- OBJECTIVE A
In the OpenCL forum post below, why does the writer show a test program instead of the original code?

Reputation: 1610
I'm writing an OpenCL program, and have found I'm reading a buffer out as all zeroes. Diving into the Intel SDK tracing, I've found that I get a CL_INVALID_ARG_VALUE when SETTING the buffer arguments. (Setting scalar arguments does not produce an error)
I'm using the OpenCL C++ Bindings (cl.hpp).
Since my code is long I've replicated the problem with a test program.
cl::CommandQueue queue(context, devices.front());
cl::Buffer resultsBuf(context, CL_MEM_WRITE_ONLY | CL_MEM_HOST_READ_ONLY, sizeof(cl_short) * 2048);
cl::Buffer inputBuf(context, CL_MEM_READ_ONLY | CL_MEM_HOST_WRITE_ONLY | CL_MEM_COPY_HOST_PTR, sizeof(cl_uchar) * 2048, input.data());
queue.enqueueWriteBuffer(inputBuf, CL_TRUE, 0, sizeof(cl_uchar) * 2048, input.data());
// Execution of the following two lines produces CL_INVALID_ARG_VALUE for both.

- RECORDS
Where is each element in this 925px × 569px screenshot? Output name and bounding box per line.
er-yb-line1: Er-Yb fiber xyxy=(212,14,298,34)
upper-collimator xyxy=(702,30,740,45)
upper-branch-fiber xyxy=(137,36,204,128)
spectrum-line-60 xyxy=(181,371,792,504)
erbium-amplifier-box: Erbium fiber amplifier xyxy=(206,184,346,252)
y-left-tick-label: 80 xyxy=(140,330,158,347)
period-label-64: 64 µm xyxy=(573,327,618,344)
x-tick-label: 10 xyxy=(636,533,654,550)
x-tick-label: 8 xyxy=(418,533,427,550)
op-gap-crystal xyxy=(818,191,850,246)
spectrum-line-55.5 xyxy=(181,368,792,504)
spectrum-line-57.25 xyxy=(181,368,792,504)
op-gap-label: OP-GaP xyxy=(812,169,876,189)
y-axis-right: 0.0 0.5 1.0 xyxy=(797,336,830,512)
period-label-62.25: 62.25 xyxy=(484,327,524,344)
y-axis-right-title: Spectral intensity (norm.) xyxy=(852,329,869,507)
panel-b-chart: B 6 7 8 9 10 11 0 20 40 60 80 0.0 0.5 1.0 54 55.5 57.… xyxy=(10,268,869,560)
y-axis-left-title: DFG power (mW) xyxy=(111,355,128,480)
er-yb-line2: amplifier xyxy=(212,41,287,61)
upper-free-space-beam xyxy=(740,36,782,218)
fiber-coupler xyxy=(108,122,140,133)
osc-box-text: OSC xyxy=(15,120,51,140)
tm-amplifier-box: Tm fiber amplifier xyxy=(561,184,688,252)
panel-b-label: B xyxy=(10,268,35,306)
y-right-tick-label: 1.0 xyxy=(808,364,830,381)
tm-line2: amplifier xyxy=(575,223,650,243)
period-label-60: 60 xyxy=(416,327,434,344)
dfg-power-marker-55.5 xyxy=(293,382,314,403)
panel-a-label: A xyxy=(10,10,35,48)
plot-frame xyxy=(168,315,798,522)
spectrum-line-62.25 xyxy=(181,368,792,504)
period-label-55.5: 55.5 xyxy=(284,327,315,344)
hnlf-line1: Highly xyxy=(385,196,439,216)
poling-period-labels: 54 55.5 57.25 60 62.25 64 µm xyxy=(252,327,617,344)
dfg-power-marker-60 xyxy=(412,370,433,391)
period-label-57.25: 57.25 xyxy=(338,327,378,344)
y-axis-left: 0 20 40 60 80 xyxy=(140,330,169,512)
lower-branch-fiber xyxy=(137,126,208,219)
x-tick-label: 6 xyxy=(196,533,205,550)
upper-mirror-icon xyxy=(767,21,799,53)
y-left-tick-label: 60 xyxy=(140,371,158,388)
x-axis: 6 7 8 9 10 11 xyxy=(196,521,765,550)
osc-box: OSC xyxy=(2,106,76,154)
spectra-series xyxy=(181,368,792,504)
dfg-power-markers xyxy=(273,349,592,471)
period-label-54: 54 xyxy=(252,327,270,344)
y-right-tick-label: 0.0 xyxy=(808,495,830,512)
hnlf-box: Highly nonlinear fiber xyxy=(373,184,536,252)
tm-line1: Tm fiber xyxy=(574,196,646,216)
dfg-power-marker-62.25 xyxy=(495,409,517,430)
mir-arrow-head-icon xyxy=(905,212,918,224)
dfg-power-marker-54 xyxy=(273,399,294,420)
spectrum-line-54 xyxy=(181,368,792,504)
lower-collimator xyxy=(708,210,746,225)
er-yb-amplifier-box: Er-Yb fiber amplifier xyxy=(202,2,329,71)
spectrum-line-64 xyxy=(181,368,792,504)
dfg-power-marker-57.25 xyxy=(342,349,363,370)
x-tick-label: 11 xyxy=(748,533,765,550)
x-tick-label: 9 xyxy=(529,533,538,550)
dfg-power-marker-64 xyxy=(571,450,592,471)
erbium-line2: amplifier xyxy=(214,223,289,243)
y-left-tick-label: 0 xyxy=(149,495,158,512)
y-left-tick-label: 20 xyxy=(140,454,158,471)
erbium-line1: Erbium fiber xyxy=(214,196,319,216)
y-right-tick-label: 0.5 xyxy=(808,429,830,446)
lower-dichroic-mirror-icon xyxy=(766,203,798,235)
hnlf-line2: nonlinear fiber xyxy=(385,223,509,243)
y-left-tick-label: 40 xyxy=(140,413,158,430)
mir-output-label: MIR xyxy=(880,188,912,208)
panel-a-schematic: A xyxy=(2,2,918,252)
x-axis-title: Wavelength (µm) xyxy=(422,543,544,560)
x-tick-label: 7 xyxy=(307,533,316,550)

- OBJECTIVE B
Print the lines of the listing, starting with its first line and going on through the line that contains "op-gap-label: OP-GaP xyxy=(812,169,876,189)", with both of those lines included.

- FULL OUTPUT A
The writer's own code is long, so the problem was reproduced in a test program instead.

- FULL OUTPUT B
Where is each element in this 925px × 569px screenshot? Output name and bounding box per line.
er-yb-line1: Er-Yb fiber xyxy=(212,14,298,34)
upper-collimator xyxy=(702,30,740,45)
upper-branch-fiber xyxy=(137,36,204,128)
spectrum-line-60 xyxy=(181,371,792,504)
erbium-amplifier-box: Erbium fiber amplifier xyxy=(206,184,346,252)
y-left-tick-label: 80 xyxy=(140,330,158,347)
period-label-64: 64 µm xyxy=(573,327,618,344)
x-tick-label: 10 xyxy=(636,533,654,550)
x-tick-label: 8 xyxy=(418,533,427,550)
op-gap-crystal xyxy=(818,191,850,246)
spectrum-line-55.5 xyxy=(181,368,792,504)
spectrum-line-57.25 xyxy=(181,368,792,504)
op-gap-label: OP-GaP xyxy=(812,169,876,189)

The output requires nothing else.